## EXERCISE DIRECTIONS
Which lines below hold the word "structure"? Report each one.

(Stored entries)
------------------------------------------------------------------------
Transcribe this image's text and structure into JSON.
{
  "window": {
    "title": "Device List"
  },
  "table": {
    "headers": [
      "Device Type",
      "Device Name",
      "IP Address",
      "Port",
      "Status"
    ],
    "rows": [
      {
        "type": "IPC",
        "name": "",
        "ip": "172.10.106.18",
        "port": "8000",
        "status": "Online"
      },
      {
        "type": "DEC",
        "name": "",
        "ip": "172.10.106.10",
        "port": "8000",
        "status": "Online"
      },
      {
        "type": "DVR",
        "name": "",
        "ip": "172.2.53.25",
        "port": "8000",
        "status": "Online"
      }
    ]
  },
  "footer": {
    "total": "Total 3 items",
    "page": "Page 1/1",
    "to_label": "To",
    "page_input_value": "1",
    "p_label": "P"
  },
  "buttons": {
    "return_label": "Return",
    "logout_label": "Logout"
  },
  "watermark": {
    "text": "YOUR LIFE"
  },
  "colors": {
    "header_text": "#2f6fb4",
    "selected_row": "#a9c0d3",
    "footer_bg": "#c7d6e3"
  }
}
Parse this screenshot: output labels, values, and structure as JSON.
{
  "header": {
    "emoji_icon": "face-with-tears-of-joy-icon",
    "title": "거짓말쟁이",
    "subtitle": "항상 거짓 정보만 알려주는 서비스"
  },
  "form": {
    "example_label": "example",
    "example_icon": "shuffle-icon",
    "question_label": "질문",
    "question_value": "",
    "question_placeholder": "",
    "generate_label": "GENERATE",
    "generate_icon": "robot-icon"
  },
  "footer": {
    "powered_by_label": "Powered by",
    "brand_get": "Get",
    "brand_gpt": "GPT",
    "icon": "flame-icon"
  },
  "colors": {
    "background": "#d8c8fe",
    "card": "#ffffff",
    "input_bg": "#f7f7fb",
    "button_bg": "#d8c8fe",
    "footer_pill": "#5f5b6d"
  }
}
------------------------------------------------------------------------
## COMPLETED TASK
Transcribe this image's text and structure into JSON.
Parse this screenshot: output labels, values, and structure as JSON.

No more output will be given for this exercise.